### TASK STATEMENT
Copy out each line below that has the word "Offer" in it.

>> start

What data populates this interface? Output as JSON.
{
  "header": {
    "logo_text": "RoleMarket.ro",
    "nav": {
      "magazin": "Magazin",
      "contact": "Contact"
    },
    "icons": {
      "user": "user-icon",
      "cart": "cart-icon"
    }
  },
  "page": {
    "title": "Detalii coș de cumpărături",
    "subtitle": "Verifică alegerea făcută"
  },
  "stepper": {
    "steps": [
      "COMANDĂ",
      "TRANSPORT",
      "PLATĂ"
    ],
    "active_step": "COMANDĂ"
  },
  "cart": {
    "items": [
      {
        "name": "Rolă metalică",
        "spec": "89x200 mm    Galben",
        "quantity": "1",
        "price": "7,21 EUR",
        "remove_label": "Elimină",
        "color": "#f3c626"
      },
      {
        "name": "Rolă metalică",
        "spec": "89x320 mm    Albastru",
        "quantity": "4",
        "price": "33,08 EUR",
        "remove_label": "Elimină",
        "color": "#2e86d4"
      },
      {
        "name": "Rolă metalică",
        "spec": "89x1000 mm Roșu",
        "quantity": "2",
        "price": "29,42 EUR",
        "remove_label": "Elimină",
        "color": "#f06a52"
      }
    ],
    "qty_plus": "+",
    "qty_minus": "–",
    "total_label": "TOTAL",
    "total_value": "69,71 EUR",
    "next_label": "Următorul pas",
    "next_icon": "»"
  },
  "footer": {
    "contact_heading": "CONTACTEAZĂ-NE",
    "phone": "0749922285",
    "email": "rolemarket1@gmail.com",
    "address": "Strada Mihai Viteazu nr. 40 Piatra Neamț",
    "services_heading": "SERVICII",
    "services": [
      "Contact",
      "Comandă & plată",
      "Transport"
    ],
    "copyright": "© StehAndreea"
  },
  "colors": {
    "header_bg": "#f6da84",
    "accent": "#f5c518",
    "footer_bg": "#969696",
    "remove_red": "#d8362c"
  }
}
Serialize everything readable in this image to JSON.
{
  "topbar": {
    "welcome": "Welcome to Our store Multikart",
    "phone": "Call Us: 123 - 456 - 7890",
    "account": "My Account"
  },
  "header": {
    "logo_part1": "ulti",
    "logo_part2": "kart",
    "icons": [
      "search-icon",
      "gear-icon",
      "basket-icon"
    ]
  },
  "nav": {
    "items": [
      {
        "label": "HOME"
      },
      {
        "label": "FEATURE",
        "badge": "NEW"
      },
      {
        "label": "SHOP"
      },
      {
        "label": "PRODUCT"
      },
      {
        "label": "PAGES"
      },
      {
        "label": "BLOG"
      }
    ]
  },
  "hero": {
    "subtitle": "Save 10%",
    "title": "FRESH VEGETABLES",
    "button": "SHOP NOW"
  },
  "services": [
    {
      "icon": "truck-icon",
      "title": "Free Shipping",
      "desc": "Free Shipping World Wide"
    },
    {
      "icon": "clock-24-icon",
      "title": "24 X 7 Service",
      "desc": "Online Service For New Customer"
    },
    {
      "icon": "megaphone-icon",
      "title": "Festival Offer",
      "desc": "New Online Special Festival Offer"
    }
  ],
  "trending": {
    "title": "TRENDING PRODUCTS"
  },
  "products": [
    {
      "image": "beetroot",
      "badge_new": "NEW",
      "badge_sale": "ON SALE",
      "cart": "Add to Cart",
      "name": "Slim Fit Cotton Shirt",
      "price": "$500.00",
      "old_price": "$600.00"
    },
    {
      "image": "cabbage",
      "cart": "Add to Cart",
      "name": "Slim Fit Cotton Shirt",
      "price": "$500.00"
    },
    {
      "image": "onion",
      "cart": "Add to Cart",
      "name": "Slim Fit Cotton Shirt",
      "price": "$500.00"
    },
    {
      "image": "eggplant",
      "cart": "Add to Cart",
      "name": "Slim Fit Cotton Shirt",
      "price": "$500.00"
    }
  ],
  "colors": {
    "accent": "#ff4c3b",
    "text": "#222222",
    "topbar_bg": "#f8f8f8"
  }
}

>> end

### OUTPUT OF THE EXERCISE
      "title": "Festival Offer",
      "desc": "New Online Special Festival Offer"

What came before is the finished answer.